- **Required tasks**
a - Answer these questions using the passage on kidney failure treatment.
(i) In which decades did haemodialysis and kidney transplantation emerge as high cost, high risk therapies?
(ii) Which three RRT modalities were all local and regional health economies in the UK driven to make available?
(iii) What example of gradual technical improvement does the passage give?
b - Write the next paragraph of the passage on kidney failure treatment, picking up after its final sentence.

- **Document passage**
Haemodialysis and kidney transplantation both emerged through the 1960s and 1970s as high cost high risk therapies with uncertain application to the many known to develop ESRD. But by the turn of the century they were established as routine therapies which should be widely available. Although the cost remained high, the evidence for benefit (not least through the information provided by the UK Renal Registry) was more than sufficient to drive all local and regional  health economies in the UK to ensure all RRT modalities were available – HD, PD and transplant. (This does not gainsay a continuing degree of inequity of access in different parts of the UK which was gradually overcome through service development and rationalisation (1980s to the modern day – meeting demand: link)

Much of the progress which improved outcomes for ESRD from the 1960s onwards was incremental, based on expertise gained through experience, associated with gradual technical improvements, for example in HD machinery, and gradual improvements in outcomes associated with new drug therapies.

But there were some step changes which gave benefit both for patients, in quality and quantity of life, as well as for clinical staff by providing greater efficiencies which enabled better quality care to be delivered, in turn making the work more rewarding.

- **Data records**
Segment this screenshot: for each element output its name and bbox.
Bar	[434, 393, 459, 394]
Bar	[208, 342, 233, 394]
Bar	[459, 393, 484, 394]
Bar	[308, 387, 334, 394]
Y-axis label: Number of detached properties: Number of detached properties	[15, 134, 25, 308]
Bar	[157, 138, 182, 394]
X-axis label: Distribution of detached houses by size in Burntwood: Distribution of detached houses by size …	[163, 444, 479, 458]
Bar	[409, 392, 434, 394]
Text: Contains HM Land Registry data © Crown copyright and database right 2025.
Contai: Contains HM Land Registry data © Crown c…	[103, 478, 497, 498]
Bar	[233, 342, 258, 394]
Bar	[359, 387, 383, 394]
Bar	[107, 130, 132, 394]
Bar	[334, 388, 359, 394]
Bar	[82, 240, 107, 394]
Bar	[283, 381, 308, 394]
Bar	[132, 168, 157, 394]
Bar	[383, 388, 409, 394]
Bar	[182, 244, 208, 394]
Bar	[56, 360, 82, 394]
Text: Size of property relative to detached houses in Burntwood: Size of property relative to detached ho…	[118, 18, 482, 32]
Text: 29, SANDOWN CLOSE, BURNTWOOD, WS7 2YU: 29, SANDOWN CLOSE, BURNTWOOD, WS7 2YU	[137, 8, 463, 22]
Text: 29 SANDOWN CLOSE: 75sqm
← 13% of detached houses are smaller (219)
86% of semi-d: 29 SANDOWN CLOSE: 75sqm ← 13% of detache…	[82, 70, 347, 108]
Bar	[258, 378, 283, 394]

- **Answers per task**
a -
(i) The 1960s and 1970s.
(ii) HD, PD and transplant.
(iii) Improvements in HD machinery.

b -
All these changes were occurring while the prevalent populations of those treated by maintenance dialysis and transplantation were relentlessly increasing, and often outstripping growth in clinical staffing and facilities. Concerns continued that kidney units would ‘drown’ and simple be unable to provide the necessary care for the numbers of patients coming to their doors. Thus greater efficiency and effectiveness of care through step change improvements became an element in survival of specialist renal care.

Each of these changes is described in more detail elsewhere, but are brought together here to show the tempo and  chronology of the major therapeutic improvements.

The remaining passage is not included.